[START OF Records shown]

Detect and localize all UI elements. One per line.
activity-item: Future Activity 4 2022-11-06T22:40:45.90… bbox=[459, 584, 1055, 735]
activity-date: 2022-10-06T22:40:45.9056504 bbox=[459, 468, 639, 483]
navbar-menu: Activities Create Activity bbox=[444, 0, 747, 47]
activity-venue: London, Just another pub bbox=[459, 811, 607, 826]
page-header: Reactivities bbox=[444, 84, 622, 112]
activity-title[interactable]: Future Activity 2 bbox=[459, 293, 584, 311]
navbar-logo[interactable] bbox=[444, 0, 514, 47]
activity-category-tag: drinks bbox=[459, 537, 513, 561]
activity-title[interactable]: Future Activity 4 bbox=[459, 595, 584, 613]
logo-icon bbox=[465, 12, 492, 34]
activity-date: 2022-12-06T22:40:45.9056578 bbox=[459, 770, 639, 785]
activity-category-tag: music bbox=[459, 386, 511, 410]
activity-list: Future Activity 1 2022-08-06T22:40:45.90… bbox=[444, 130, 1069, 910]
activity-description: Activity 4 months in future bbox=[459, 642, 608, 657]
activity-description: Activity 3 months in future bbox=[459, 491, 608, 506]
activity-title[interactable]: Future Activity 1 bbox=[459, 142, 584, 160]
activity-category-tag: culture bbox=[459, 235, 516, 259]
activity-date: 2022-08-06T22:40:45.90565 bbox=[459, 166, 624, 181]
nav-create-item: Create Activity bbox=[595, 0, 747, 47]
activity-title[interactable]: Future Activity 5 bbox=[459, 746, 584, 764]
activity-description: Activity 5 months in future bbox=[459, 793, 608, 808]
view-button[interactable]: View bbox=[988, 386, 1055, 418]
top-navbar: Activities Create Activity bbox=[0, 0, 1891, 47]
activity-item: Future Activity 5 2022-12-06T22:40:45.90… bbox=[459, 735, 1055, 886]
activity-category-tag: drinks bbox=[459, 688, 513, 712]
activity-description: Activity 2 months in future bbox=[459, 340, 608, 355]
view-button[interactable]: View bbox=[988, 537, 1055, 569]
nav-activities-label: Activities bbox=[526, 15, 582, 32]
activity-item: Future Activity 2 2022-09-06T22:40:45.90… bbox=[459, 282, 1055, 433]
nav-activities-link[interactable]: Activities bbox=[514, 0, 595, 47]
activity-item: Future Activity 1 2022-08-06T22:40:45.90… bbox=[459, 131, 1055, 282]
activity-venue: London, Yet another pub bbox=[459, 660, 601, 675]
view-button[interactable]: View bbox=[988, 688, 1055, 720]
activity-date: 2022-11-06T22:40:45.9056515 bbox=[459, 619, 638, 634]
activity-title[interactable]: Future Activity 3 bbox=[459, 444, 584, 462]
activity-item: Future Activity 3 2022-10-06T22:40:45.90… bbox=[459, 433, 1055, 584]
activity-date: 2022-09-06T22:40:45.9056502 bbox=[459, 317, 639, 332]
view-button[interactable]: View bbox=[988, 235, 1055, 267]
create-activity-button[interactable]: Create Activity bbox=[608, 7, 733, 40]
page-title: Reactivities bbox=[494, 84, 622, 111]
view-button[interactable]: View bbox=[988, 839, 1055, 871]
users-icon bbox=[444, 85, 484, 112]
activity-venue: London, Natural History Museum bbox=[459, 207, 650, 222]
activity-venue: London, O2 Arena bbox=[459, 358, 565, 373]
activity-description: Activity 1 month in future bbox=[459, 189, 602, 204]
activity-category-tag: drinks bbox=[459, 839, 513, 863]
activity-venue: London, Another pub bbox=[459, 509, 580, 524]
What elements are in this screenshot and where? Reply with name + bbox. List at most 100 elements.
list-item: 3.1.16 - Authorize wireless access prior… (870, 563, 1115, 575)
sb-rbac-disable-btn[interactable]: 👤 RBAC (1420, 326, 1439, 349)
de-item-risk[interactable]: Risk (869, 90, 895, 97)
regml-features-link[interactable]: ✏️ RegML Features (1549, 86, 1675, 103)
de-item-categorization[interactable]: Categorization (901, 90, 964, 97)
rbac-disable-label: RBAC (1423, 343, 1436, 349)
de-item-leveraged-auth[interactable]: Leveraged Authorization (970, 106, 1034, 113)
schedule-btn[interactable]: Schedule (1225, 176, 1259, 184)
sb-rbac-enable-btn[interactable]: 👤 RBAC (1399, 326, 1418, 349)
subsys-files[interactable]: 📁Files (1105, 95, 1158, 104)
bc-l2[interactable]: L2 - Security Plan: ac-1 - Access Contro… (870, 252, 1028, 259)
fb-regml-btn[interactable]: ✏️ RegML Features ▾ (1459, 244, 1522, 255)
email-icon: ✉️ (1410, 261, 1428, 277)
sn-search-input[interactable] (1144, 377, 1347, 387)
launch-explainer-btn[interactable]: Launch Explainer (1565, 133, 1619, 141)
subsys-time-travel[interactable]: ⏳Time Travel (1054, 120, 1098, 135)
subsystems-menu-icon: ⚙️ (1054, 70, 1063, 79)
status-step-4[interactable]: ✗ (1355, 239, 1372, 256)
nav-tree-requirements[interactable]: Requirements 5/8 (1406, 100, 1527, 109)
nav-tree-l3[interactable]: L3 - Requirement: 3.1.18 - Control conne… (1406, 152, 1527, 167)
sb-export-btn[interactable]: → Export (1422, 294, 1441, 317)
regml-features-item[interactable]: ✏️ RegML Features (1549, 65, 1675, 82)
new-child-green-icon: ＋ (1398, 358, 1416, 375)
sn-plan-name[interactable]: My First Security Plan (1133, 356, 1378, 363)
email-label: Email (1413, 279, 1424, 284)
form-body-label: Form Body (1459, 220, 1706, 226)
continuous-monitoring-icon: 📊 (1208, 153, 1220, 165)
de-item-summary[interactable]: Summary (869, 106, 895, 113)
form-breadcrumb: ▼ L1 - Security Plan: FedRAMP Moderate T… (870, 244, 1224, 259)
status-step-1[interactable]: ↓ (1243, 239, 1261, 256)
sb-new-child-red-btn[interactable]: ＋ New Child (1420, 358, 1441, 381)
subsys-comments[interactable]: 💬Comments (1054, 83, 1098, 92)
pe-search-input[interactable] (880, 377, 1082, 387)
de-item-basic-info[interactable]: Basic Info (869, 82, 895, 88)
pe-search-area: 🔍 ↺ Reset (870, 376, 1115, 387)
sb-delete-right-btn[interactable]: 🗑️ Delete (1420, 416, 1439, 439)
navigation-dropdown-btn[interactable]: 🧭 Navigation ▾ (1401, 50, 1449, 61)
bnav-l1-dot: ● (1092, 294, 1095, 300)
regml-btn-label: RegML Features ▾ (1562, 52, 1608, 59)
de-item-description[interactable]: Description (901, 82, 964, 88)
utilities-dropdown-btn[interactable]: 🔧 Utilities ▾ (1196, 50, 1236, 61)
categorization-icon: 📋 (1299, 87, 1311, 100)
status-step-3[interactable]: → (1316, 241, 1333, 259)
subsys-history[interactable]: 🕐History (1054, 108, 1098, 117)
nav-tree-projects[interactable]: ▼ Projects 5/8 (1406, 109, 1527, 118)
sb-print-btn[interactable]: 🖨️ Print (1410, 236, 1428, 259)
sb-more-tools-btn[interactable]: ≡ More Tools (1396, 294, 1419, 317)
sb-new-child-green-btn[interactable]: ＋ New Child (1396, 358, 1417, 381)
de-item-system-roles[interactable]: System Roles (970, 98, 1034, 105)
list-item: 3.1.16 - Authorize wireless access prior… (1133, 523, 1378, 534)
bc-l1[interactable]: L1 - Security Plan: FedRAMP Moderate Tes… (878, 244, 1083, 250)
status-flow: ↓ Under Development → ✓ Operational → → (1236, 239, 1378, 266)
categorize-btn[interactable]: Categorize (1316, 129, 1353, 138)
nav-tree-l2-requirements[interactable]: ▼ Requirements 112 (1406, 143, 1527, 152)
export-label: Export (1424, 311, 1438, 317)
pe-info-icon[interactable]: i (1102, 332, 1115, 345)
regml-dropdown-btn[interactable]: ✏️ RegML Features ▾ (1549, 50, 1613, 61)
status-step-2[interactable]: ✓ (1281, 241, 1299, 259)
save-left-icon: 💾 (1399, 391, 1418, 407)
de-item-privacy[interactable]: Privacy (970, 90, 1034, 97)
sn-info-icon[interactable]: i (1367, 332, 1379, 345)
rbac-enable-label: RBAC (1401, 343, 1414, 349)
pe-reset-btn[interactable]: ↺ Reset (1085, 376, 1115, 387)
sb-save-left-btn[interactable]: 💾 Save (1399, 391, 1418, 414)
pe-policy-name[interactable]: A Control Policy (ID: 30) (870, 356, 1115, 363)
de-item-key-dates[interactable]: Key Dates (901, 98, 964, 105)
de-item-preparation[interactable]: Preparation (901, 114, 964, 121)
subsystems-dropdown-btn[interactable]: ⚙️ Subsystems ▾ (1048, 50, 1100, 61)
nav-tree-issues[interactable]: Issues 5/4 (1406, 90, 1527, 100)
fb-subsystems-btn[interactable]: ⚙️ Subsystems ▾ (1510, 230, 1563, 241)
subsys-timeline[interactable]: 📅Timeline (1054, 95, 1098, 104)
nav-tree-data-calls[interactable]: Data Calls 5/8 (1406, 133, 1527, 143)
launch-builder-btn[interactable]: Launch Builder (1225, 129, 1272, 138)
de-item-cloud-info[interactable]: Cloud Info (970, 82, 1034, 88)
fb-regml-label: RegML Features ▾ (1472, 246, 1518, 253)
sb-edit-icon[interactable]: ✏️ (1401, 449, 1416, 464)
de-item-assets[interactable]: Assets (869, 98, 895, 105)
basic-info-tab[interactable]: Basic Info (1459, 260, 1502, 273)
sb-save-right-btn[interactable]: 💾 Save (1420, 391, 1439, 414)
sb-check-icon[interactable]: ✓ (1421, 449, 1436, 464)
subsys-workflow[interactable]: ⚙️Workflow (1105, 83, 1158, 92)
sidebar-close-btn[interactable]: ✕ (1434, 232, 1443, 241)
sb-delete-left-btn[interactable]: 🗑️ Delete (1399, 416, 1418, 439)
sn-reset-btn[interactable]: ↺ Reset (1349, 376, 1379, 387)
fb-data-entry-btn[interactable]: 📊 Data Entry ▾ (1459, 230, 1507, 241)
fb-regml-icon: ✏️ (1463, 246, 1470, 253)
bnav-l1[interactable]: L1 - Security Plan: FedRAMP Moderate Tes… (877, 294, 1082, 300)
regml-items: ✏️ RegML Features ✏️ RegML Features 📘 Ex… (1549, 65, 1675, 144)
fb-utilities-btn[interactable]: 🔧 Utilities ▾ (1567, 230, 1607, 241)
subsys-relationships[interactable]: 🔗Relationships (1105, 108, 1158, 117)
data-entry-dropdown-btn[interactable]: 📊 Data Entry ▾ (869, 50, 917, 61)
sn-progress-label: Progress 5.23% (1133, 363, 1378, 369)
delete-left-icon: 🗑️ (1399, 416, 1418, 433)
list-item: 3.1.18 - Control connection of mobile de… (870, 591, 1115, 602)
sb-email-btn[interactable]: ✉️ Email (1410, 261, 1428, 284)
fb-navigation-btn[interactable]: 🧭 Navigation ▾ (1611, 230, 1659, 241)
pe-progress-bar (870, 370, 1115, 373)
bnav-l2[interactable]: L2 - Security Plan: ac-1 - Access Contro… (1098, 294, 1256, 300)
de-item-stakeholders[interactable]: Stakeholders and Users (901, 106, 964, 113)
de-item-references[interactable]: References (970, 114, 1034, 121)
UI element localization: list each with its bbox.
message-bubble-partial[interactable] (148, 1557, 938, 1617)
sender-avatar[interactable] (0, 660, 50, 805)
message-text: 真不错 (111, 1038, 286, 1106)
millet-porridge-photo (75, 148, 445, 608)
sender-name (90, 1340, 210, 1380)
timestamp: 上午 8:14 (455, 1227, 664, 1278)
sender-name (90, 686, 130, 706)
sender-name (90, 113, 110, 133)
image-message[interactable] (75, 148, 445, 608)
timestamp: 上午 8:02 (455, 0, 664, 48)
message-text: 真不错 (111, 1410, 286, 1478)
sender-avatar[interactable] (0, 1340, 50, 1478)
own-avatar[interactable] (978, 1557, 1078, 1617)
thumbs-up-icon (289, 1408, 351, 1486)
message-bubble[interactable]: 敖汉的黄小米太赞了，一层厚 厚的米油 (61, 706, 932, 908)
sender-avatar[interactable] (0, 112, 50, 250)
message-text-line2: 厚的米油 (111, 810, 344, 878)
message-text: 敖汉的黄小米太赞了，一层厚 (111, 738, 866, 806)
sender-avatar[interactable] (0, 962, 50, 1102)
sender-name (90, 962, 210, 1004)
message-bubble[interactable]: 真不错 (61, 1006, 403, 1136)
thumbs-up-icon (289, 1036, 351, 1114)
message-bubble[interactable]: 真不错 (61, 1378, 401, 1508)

[END OF Records shown]

Copy the items word for word, from the first line through the line that contains "activity-description: Activity 5".

Exercise result:
Detect and localize all UI elements. One per line.
activity-item: Future Activity 4 2022-11-06T22:40:45.90… bbox=[459, 584, 1055, 735]
activity-date: 2022-10-06T22:40:45.9056504 bbox=[459, 468, 639, 483]
navbar-menu: Activities Create Activity bbox=[444, 0, 747, 47]
activity-venue: London, Just another pub bbox=[459, 811, 607, 826]
page-header: Reactivities bbox=[444, 84, 622, 112]
activity-title[interactable]: Future Activity 2 bbox=[459, 293, 584, 311]
navbar-logo[interactable] bbox=[444, 0, 514, 47]
activity-category-tag: drinks bbox=[459, 537, 513, 561]
activity-title[interactable]: Future Activity 4 bbox=[459, 595, 584, 613]
logo-icon bbox=[465, 12, 492, 34]
activity-date: 2022-12-06T22:40:45.9056578 bbox=[459, 770, 639, 785]
activity-category-tag: music bbox=[459, 386, 511, 410]
activity-list: Future Activity 1 2022-08-06T22:40:45.90… bbox=[444, 130, 1069, 910]
activity-description: Activity 4 months in future bbox=[459, 642, 608, 657]
activity-description: Activity 3 months in future bbox=[459, 491, 608, 506]
activity-title[interactable]: Future Activity 1 bbox=[459, 142, 584, 160]
activity-category-tag: culture bbox=[459, 235, 516, 259]
activity-date: 2022-08-06T22:40:45.90565 bbox=[459, 166, 624, 181]
nav-create-item: Create Activity bbox=[595, 0, 747, 47]
activity-title[interactable]: Future Activity 5 bbox=[459, 746, 584, 764]
activity-description: Activity 5 months in future bbox=[459, 793, 608, 808]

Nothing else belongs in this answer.